## START RAW DATA
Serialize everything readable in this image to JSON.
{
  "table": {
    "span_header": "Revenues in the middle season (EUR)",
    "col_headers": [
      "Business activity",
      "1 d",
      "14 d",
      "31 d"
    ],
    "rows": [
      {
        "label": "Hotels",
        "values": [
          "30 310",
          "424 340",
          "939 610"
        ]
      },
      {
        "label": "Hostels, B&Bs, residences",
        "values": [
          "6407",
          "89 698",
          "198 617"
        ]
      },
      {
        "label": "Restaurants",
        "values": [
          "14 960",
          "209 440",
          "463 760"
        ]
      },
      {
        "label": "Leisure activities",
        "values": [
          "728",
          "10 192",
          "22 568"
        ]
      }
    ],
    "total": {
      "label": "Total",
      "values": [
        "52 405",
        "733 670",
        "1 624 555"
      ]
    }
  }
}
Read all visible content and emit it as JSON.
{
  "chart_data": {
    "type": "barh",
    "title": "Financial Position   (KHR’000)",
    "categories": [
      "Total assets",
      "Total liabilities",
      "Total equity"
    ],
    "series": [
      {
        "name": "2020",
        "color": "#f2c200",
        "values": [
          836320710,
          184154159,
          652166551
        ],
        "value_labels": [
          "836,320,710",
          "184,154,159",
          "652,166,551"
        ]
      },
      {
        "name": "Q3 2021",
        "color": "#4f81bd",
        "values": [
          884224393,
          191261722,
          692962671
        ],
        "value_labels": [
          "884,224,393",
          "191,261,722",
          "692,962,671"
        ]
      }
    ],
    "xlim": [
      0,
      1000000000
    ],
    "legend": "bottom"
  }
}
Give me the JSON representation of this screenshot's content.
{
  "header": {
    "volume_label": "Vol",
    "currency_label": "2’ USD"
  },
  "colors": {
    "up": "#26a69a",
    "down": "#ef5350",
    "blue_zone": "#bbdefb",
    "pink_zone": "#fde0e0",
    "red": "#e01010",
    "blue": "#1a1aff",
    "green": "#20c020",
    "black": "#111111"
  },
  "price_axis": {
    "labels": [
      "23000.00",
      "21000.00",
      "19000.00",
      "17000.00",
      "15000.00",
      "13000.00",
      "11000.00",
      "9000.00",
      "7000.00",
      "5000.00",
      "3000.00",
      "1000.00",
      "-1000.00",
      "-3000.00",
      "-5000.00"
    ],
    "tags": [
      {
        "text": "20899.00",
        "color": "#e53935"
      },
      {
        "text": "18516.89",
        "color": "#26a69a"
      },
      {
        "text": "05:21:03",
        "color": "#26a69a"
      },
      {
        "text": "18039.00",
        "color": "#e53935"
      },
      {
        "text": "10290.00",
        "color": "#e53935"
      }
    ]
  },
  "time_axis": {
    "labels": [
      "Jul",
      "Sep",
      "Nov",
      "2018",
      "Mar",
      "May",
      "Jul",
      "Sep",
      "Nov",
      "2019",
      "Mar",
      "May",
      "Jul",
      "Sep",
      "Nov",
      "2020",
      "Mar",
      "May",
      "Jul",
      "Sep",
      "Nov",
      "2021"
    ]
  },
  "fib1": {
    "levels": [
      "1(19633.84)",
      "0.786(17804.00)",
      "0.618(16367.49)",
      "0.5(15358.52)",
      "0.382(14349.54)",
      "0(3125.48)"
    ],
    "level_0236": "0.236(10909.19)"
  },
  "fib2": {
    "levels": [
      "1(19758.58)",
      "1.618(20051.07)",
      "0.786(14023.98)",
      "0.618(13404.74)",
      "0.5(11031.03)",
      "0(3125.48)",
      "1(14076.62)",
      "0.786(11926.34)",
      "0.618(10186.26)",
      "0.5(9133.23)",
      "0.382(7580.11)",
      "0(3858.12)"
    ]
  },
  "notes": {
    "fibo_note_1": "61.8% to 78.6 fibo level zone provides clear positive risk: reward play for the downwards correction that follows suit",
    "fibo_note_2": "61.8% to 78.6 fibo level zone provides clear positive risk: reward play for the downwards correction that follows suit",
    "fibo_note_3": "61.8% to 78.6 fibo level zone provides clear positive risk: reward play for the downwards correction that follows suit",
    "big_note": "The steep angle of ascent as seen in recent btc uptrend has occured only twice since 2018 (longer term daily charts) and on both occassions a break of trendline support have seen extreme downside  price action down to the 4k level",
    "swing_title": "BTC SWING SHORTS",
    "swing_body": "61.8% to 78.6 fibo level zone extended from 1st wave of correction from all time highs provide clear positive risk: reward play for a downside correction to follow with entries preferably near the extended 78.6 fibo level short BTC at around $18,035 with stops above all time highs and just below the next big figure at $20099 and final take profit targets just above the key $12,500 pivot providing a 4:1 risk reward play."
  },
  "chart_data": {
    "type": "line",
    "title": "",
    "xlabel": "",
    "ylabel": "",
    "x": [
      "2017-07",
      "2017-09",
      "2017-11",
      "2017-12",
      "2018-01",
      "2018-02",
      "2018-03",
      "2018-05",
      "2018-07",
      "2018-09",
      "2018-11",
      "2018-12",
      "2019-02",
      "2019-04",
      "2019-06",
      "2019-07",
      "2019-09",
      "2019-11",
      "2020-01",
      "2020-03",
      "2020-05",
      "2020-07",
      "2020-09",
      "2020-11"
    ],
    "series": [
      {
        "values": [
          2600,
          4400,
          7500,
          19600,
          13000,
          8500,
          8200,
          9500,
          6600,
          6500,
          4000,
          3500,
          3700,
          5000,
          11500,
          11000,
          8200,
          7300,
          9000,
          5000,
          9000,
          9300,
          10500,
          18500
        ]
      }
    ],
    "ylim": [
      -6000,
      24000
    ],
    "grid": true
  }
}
## END RAW DATA
EXERCISE DETAILS:
Output the listing above word for word.

WRITTEN ANSWER:
Serialize everything readable in this image to JSON.
{
  "table": {
    "span_header": "Revenues in the middle season (EUR)",
    "col_headers": [
      "Business activity",
      "1 d",
      "14 d",
      "31 d"
    ],
    "rows": [
      {
        "label": "Hotels",
        "values": [
          "30 310",
          "424 340",
          "939 610"
        ]
      },
      {
        "label": "Hostels, B&Bs, residences",
        "values": [
          "6407",
          "89 698",
          "198 617"
        ]
      },
      {
        "label": "Restaurants",
        "values": [
          "14 960",
          "209 440",
          "463 760"
        ]
      },
      {
        "label": "Leisure activities",
        "values": [
          "728",
          "10 192",
          "22 568"
        ]
      }
    ],
    "total": {
      "label": "Total",
      "values": [
        "52 405",
        "733 670",
        "1 624 555"
      ]
    }
  }
}
Read all visible content and emit it as JSON.
{
  "chart_data": {
    "type": "barh",
    "title": "Financial Position   (KHR’000)",
    "categories": [
      "Total assets",
      "Total liabilities",
      "Total equity"
    ],
    "series": [
      {
        "name": "2020",
        "color": "#f2c200",
        "values": [
          836320710,
          184154159,
          652166551
        ],
        "value_labels": [
          "836,320,710",
          "184,154,159",
          "652,166,551"
        ]
      },
      {
        "name": "Q3 2021",
        "color": "#4f81bd",
        "values": [
          884224393,
          191261722,
          692962671
        ],
        "value_labels": [
          "884,224,393",
          "191,261,722",
          "692,962,671"
        ]
      }
    ],
    "xlim": [
      0,
      1000000000
    ],
    "legend": "bottom"
  }
}
Give me the JSON representation of this screenshot's content.
{
  "header": {
    "volume_label": "Vol",
    "currency_label": "2’ USD"
  },
  "colors": {
    "up": "#26a69a",
    "down": "#ef5350",
    "blue_zone": "#bbdefb",
    "pink_zone": "#fde0e0",
    "red": "#e01010",
    "blue": "#1a1aff",
    "green": "#20c020",
    "black": "#111111"
  },
  "price_axis": {
    "labels": [
      "23000.00",
      "21000.00",
      "19000.00",
      "17000.00",
      "15000.00",
      "13000.00",
      "11000.00",
      "9000.00",
      "7000.00",
      "5000.00",
      "3000.00",
      "1000.00",
      "-1000.00",
      "-3000.00",
      "-5000.00"
    ],
    "tags": [
      {
        "text": "20899.00",
        "color": "#e53935"
      },
      {
        "text": "18516.89",
        "color": "#26a69a"
      },
      {
        "text": "05:21:03",
        "color": "#26a69a"
      },
      {
        "text": "18039.00",
        "color": "#e53935"
      },
      {
        "text": "10290.00",
        "color": "#e53935"
      }
    ]
  },
  "time_axis": {
    "labels": [
      "Jul",
      "Sep",
      "Nov",
      "2018",
      "Mar",
      "May",
      "Jul",
      "Sep",
      "Nov",
      "2019",
      "Mar",
      "May",
      "Jul",
      "Sep",
      "Nov",
      "2020",
      "Mar",
      "May",
      "Jul",
      "Sep",
      "Nov",
      "2021"
    ]
  },
  "fib1": {
    "levels": [
      "1(19633.84)",
      "0.786(17804.00)",
      "0.618(16367.49)",
      "0.5(15358.52)",
      "0.382(14349.54)",
      "0(3125.48)"
    ],
    "level_0236": "0.236(10909.19)"
  },
  "fib2": {
    "levels": [
      "1(19758.58)",
      "1.618(20051.07)",
      "0.786(14023.98)",
      "0.618(13404.74)",
      "0.5(11031.03)",
      "0(3125.48)",
      "1(14076.62)",
      "0.786(11926.34)",
      "0.618(10186.26)",
      "0.5(9133.23)",
      "0.382(7580.11)",
      "0(3858.12)"
    ]
  },
  "notes": {
    "fibo_note_1": "61.8% to 78.6 fibo level zone provides clear positive risk: reward play for the downwards correction that follows suit",
    "fibo_note_2": "61.8% to 78.6 fibo level zone provides clear positive risk: reward play for the downwards correction that follows suit",
    "fibo_note_3": "61.8% to 78.6 fibo level zone provides clear positive risk: reward play for the downwards correction that follows suit",
    "big_note": "The steep angle of ascent as seen in recent btc uptrend has occured only twice since 2018 (longer term daily charts) and on both occassions a break of trendline support have seen extreme downside  price action down to the 4k level",
    "swing_title": "BTC SWING SHORTS",
    "swing_body": "61.8% to 78.6 fibo level zone extended from 1st wave of correction from all time highs provide clear positive risk: reward play for a downside correction to follow with entries preferably near the extended 78.6 fibo level short BTC at around $18,035 with stops above all time highs and just below the next big figure at $20099 and final take profit targets just above the key $12,500 pivot providing a 4:1 risk reward play."
  },
  "chart_data": {
    "type": "line",
    "title": "",
    "xlabel": "",
    "ylabel": "",
    "x": [
      "2017-07",
      "2017-09",
      "2017-11",
      "2017-12",
      "2018-01",
      "2018-02",
      "2018-03",
      "2018-05",
      "2018-07",
      "2018-09",
      "2018-11",
      "2018-12",
      "2019-02",
      "2019-04",
      "2019-06",
      "2019-07",
      "2019-09",
      "2019-11",
      "2020-01",
      "2020-03",
      "2020-05",
      "2020-07",
      "2020-09",
      "2020-11"
    ],
    "series": [
      {
        "values": [
          2600,
          4400,
          7500,
          19600,
          13000,
          8500,
          8200,
          9500,
          6600,
          6500,
          4000,
          3500,
          3700,
          5000,
          11500,
          11000,
          8200,
          7300,
          9000,
          5000,
          9000,
          9300,
          10500,
          18500
        ]
      }
    ],
    "ylim": [
      -6000,
      24000
    ],
    "grid": true
  }
}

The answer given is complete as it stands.